● Aim
Wherever a line holds the string "FRANCISCO", copy that line.

═════ Records shown ═════

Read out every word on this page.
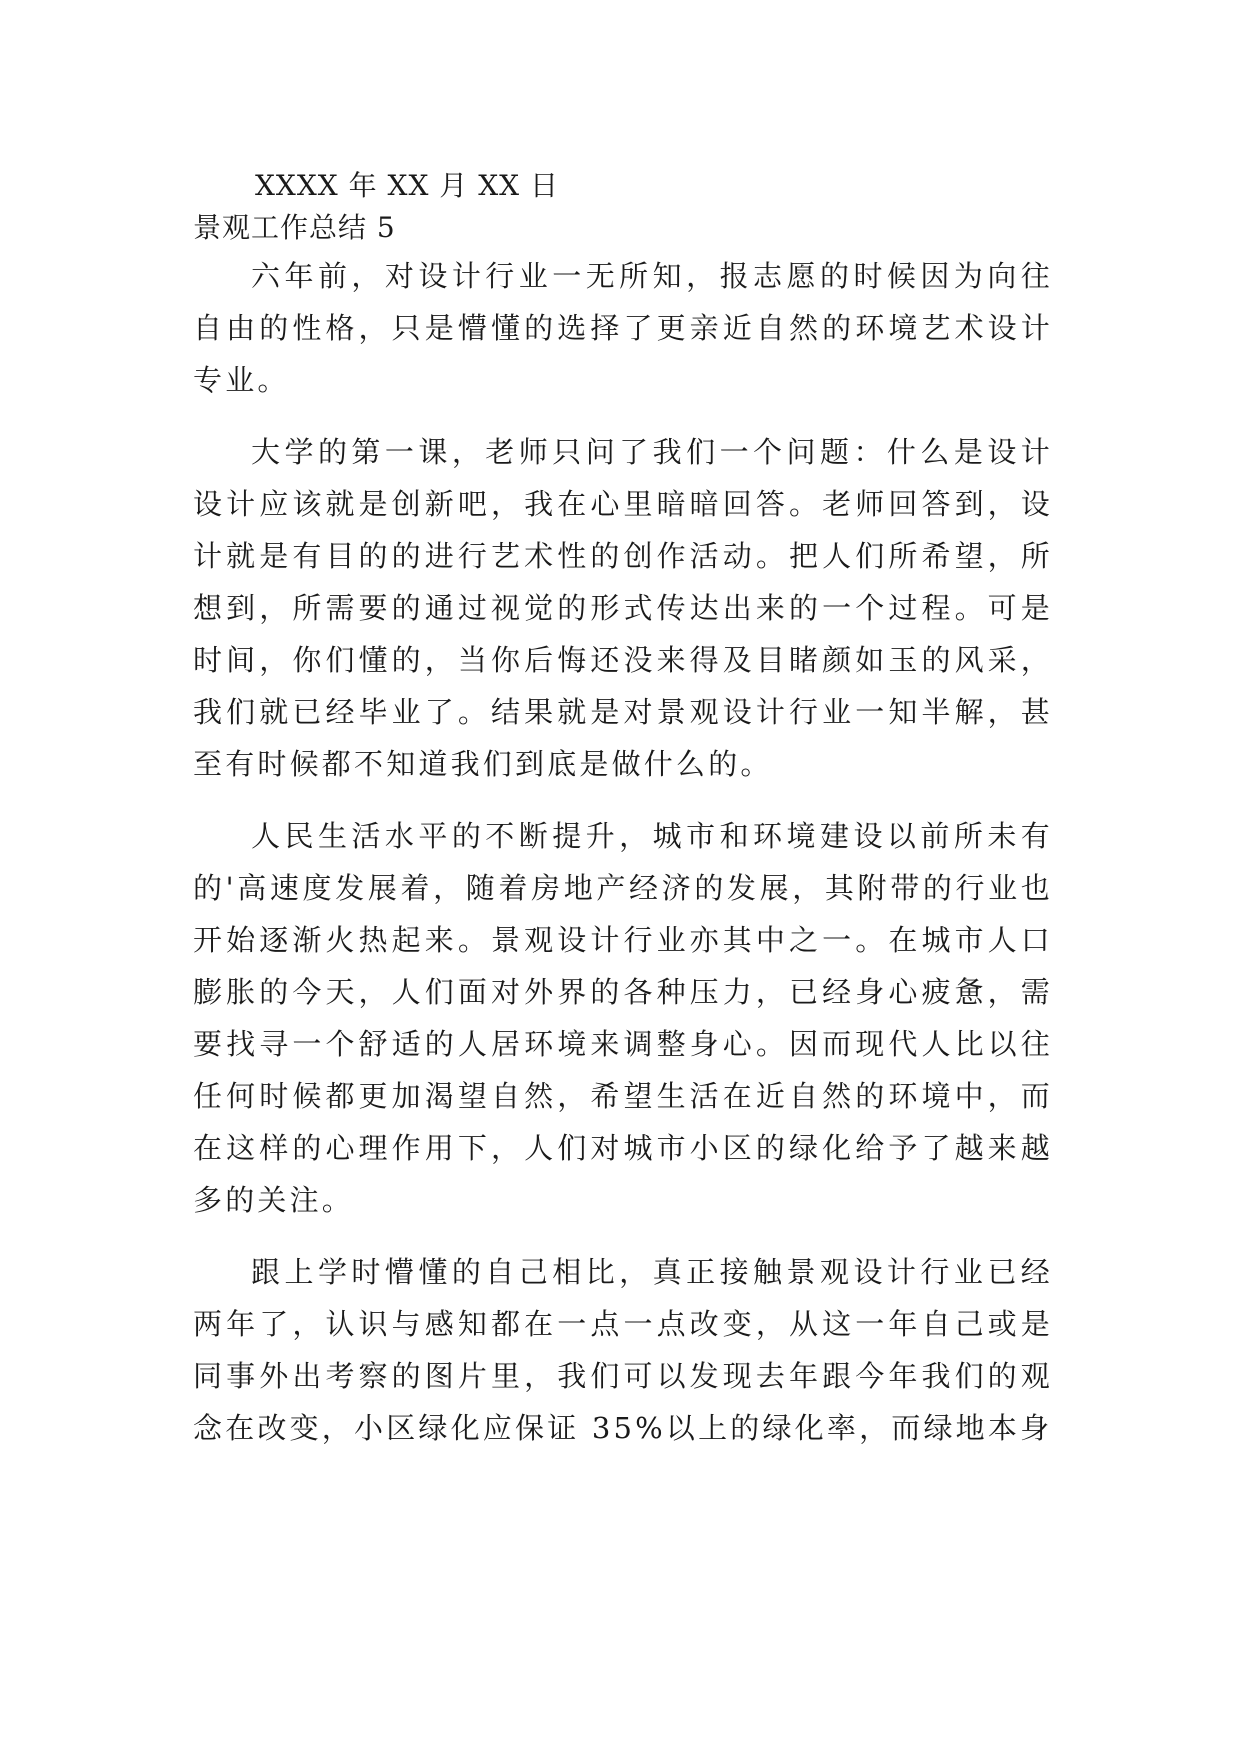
XXXX 年 XX 月 XX 日
景观工作总结 5

六年前，对设计行业一无所知，报志愿的时候因为向往自由的性格，只是懵懂的选择了更亲近自然的环境艺术设计专业。

大学的第一课，老师只问了我们一个问题：什么是设计设计应该就是创新吧，我在心里暗暗回答。老师回答到，设计就是有目的的进行艺术性的创作活动。把人们所希望，所想到，所需要的通过视觉的形式传达出来的一个过程。可是时间，你们懂的，当你后悔还没来得及目睹颜如玉的风采，我们就已经毕业了。结果就是对景观设计行业一知半解，甚至有时候都不知道我们到底是做什么的。

人民生活水平的不断提升，城市和环境建设以前所未有的'高速度发展着，随着房地产经济的发展，其附带的行业也开始逐渐火热起来。景观设计行业亦其中之一。在城市人口膨胀的今天，人们面对外界的各种压力，已经身心疲惫，需要找寻一个舒适的人居环境来调整身心。因而现代人比以往任何时候都更加渴望自然，希望生活在近自然的环境中，而在这样的心理作用下，人们对城市小区的绿化给予了越来越多的关注。

跟上学时懵懂的自己相比，真正接触景观设计行业已经两年了，认识与感知都在一点一点改变，从这一年自己或是同事外出考察的图片里，我们可以发现去年跟今年我们的观念在改变，小区绿化应保证 35%以上的绿化率，而绿地本身
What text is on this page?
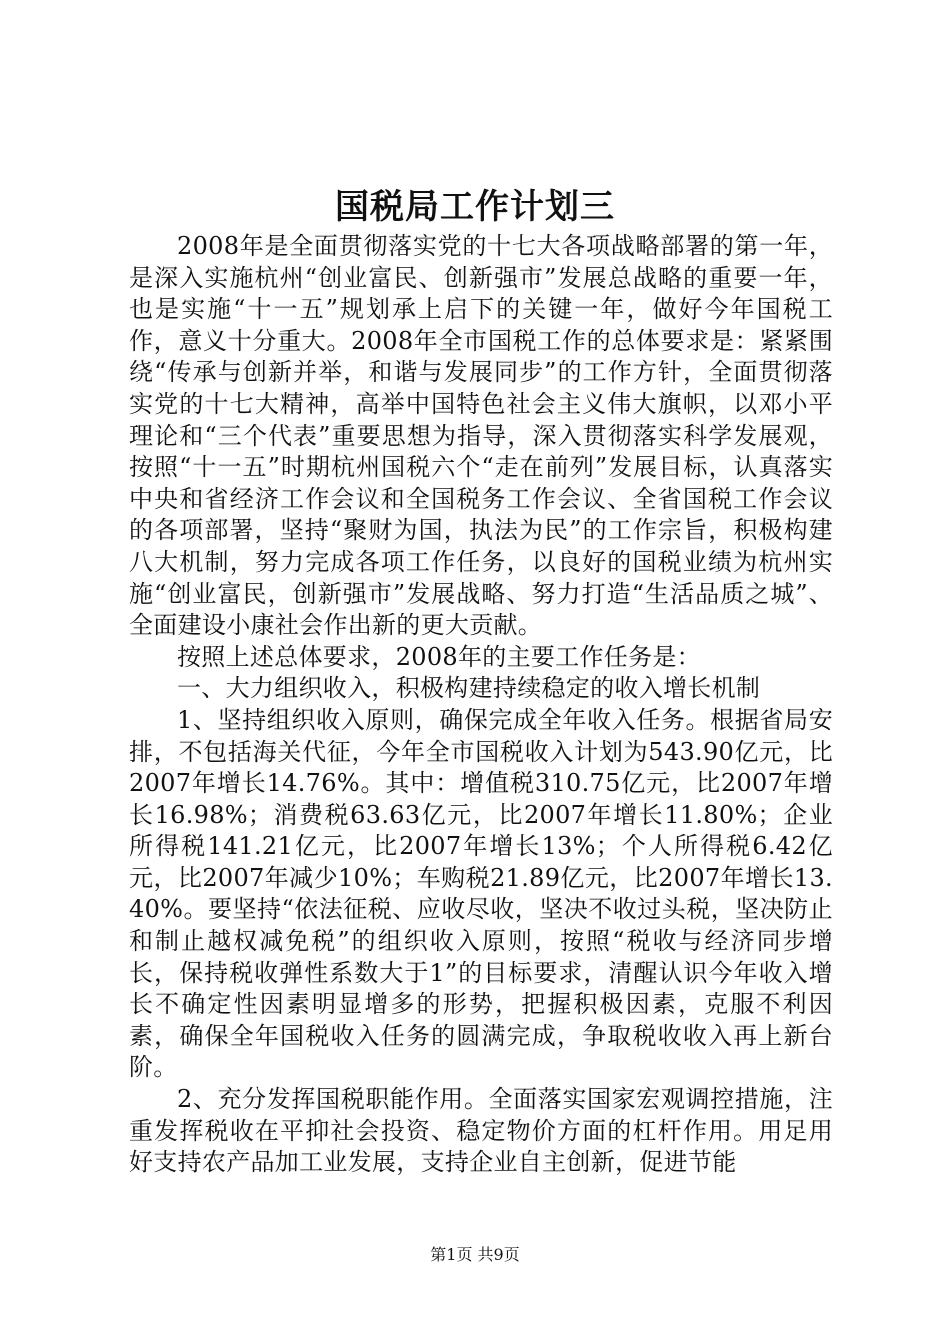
国税局工作计划三

2008年是全面贯彻落实党的十七大各项战略部署的第一年，是深入实施杭州“创业富民、创新强市”发展总战略的重要一年，也是实施“十一五”规划承上启下的关键一年，做好今年国税工作，意义十分重大。2008年全市国税工作的总体要求是：紧紧围绕“传承与创新并举，和谐与发展同步”的工作方针，全面贯彻落实党的十七大精神，高举中国特色社会主义伟大旗帜，以邓小平理论和“三个代表”重要思想为指导，深入贯彻落实科学发展观，按照“十一五”时期杭州国税六个“走在前列”发展目标，认真落实中央和省经济工作会议和全国税务工作会议、全省国税工作会议的各项部署，坚持“聚财为国，执法为民”的工作宗旨，积极构建八大机制，努力完成各项工作任务，以良好的国税业绩为杭州实施“创业富民，创新强市”发展战略、努力打造“生活品质之城”、全面建设小康社会作出新的更大贡献。

按照上述总体要求，2008年的主要工作任务是：

一、大力组织收入，积极构建持续稳定的收入增长机制

1、坚持组织收入原则，确保完成全年收入任务。根据省局安排，不包括海关代征，今年全市国税收入计划为543.90亿元，比2007年增长14.76%。其中：增值税310.75亿元，比2007年增长16.98%；消费税63.63亿元，比2007年增长11.80%；企业所得税141.21亿元，比2007年增长13%；个人所得税6.42亿元，比2007年减少10%；车购税21.89亿元，比2007年增长13.40%。要坚持“依法征税、应收尽收，坚决不收过头税，坚决防止和制止越权减免税”的组织收入原则，按照“税收与经济同步增长，保持税收弹性系数大于1”的目标要求，清醒认识今年收入增长不确定性因素明显增多的形势，把握积极因素，克服不利因素，确保全年国税收入任务的圆满完成，争取税收收入再上新台阶。

2、充分发挥国税职能作用。全面落实国家宏观调控措施，注重发挥税收在平抑社会投资、稳定物价方面的杠杆作用。用足用好支持农产品加工业发展，支持企业自主创新，促进节能

第1页 共9页
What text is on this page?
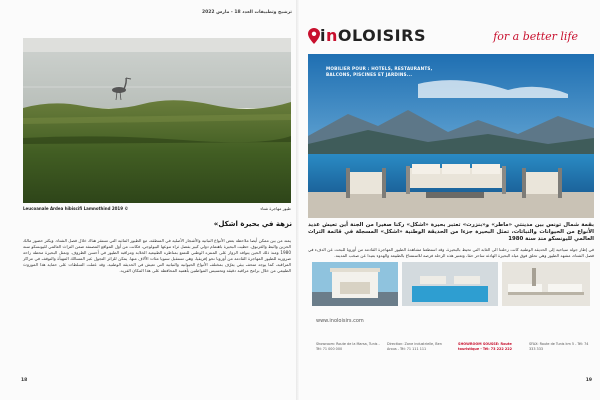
ترشيح وتطبيقات العدد 18 - مارس 2022
Leucoanale Ardea hibiscifi Lamnothind 2019 ©	طيور مهاجرة شتاء
نزهة في بحيرة اشكل»
يمتد من بين ممكن أيضا ملاحظة بعض الأنواع النباتية والأشجار الأصلية في المنطقة، مع الطيور المائية التي تستقر هناك خلال فصل الشتاء. ويكثر حضور مالك الحزين والبط والغرنوق. حظيت البحيرة باهتمام دولي كبير بفضل ثراء تنوعها البيولوجي، فكانت من أول المواقع المصنفة ضمن التراث العالمي لليونسكو سنة 1980 ومنذ ذلك الحين يتوافد الزوار على المنتزه الوطني للتمتع بمناظره الطبيعية الخلابة ومراقبة الطيور في أحسن الظروف. وتمثل البحيرة محطة راحة ضرورية للطيور المهاجرة القادمة من أوروبا نحو إفريقيا، وهي تستقبل سنويا مئات الآلاف منها. يمكن للزائر التجول عبر المسالك المهيأة والتوقف في مراكز المراقبة، كما يوجد متحف بيئي يعرّف بمختلف الأنواع الحيوانية والنباتية التي تعيش في الحديقة الوطنية. وقد عملت السلطات على حماية هذا الموروث الطبيعي من خلال برامج مراقبة دقيقة وتحسيس المواطنين بأهمية المحافظة على هذا المكان الفريد.
18
inOLOISIRS	for a better life
MOBILIER POUR : HOTELS, RESTAURANTS,
BALCONS, PISCINES ET JARDINS...
بقمة شمال تونس بين مدينتي «ماطر» و«بنزرت» تعتبر بحيرة «اشكل» ركنا صغيرا من الجنة أين تعيش عديد الأنواع من الحيوانات والنباتات، تمثل البحيرة جزءا من الحديقة الوطنية «اشكل» المسجلة في قائمة التراث العالمي لليونسكو منذ سنة 1980
في إطار جولة سياحية إلى الحديقة الوطنية كانت رحلتنا الى الغابة التي تحيط بالبحيرة، وقد استطعنا مشاهدة الطيور المهاجرة القادمة من أوروبا للبحث عن الدفء في فصل الشتاء، مشهد الطيور وهي تحلق فوق مياه البحيرة الهادئة ساحر حقا، وتعتبر هذه الرحلة فرصة للاستمتاع بالطبيعة والهدوء بعيدا عن صخب المدينة.
www.inoloisirs.com
Showroom: Route de la Marsa, Tunis - Tél: 71 000 000
Direction: Zone industrielle, Ben Arous - Tél: 71 111 111
SHOWROOM SOUSSE: Route touristique - Tél: 73 222 222
SFAX: Route de Tunis km 5 - Tél: 74 333 333
19
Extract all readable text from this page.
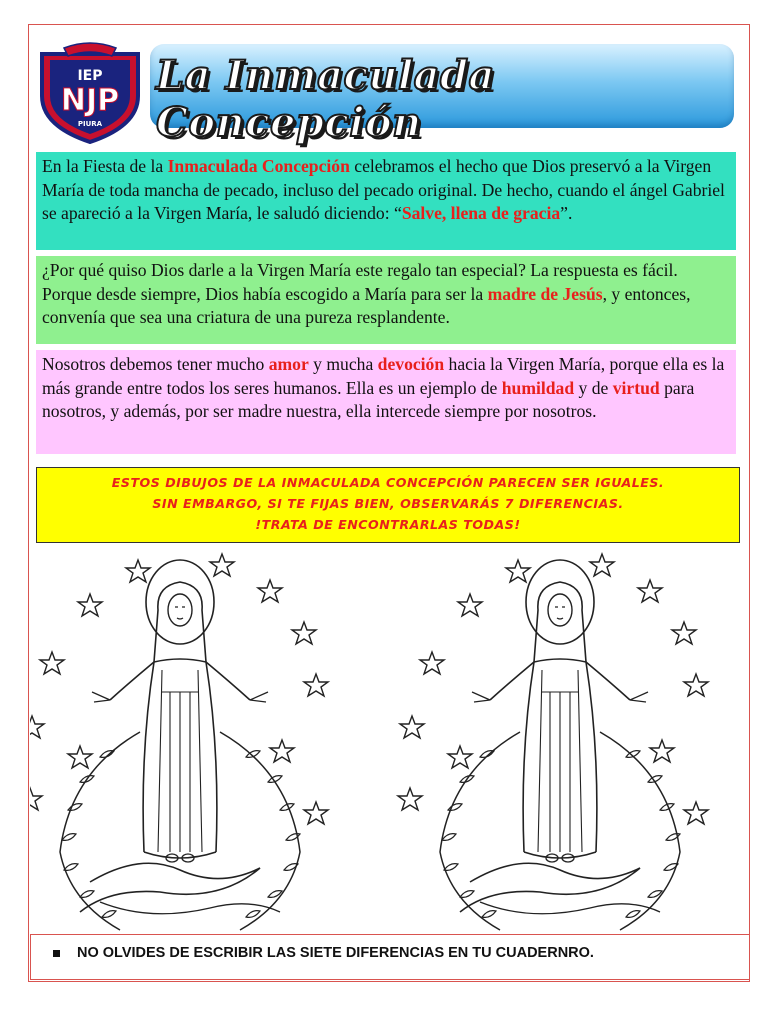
IEP
NJP
PIURA
La Inmaculada Concepción
En la Fiesta de la Inmaculada Concepción celebramos el hecho que Dios preservó a la Virgen María de toda mancha de pecado, incluso del pecado original. De hecho, cuando el ángel Gabriel se apareció a la Virgen María, le saludó diciendo: “Salve, llena de gracia”.
¿Por qué quiso Dios darle a la Virgen María este regalo tan especial? La respuesta es fácil. Porque desde siempre, Dios había escogido a María para ser la madre de Jesús, y entonces, convenía que sea una criatura de una pureza resplandente.
Nosotros debemos tener mucho amor y mucha devoción hacia la Virgen María, porque ella es la más grande entre todos los seres humanos. Ella es un ejemplo de humildad y de virtud para nosotros, y además, por ser madre nuestra, ella intercede siempre por nosotros.
ESTOS DIBUJOS DE LA INMACULADA CONCEPCIÓN PARECEN SER IGUALES.
SIN EMBARGO, SI TE FIJAS BIEN, OBSERVARÁS 7 DIFERENCIAS.
!TRATA DE ENCONTRARLAS TODAS!
NO OLVIDES DE ESCRIBIR LAS SIETE DIFERENCIAS EN TU CUADERNRO.
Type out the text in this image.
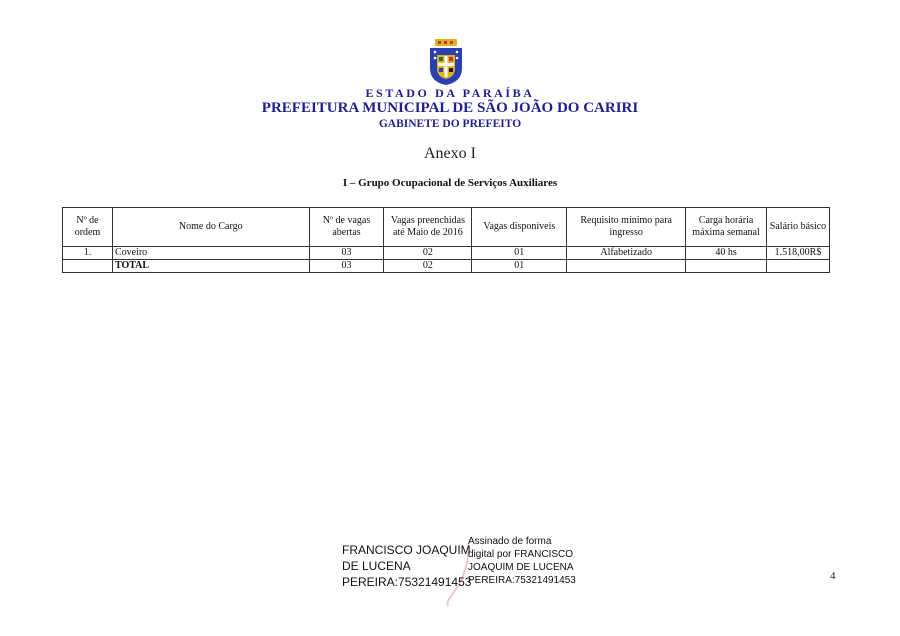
ESTADO DA PARAÍBA
PREFEITURA MUNICIPAL DE SÃO JOÃO DO CARIRI
GABINETE DO PREFEITO
Anexo I
I – Grupo Ocupacional de Serviços Auxiliares
Nº de ordem	Nome do Cargo	Nº de vagas abertas	Vagas preenchidas até Maio de 2016	Vagas disponíveis	Requisito mínimo para ingresso	Carga horária máxima semanal	Salário básico
1.	Coveiro	03	02	01	Alfabetizado	40 hs	1.518,00R$
	TOTAL	03	02	01			
FRANCISCO JOAQUIM
DE LUCENA
PEREIRA:75321491453
Assinado de forma
digital por FRANCISCO
JOAQUIM DE LUCENA
PEREIRA:75321491453	4
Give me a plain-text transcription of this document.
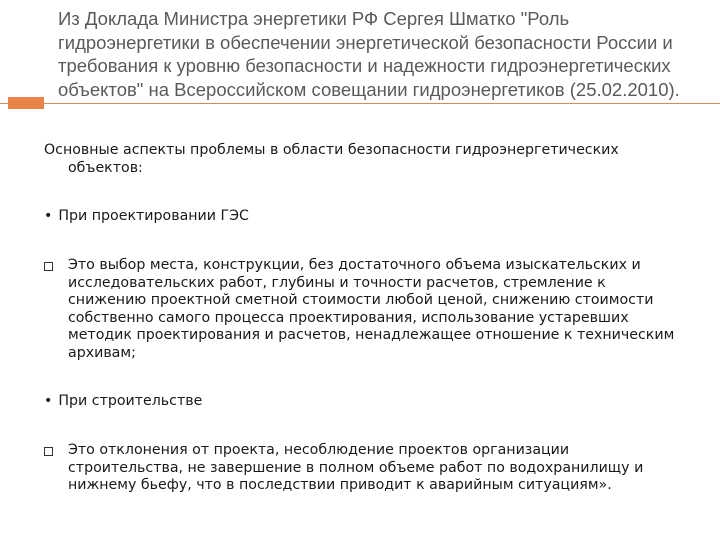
Из Доклада Министра энергетики РФ Сергея Шматко "Роль гидроэнергетики в обеспечении энергетической безопасности России и требования к уровню безопасности и надежности гидроэнергетических объектов" на Всероссийском совещании гидроэнергетиков (25.02.2010).

Основные аспекты проблемы в области безопасности гидроэнергетических
объектов:

• При проектировании ГЭС

Это выбор места, конструкции, без достаточного объема изыскательских и исследовательских работ, глубины и точности расчетов, стремление к снижению проектной сметной стоимости любой ценой, снижению стоимости собственно самого процесса проектирования, использование устаревших методик проектирования и расчетов, ненадлежащее отношение к техническим архивам;

• При строительстве

Это отклонения от проекта, несоблюдение проектов организации строительства, не завершение в полном объеме работ по водохранилищу и нижнему бьефу, что в последствии приводит к аварийным ситуациям».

═════

● Correct response
FRANCISCO JOAQUIM
digital por FRANCISCO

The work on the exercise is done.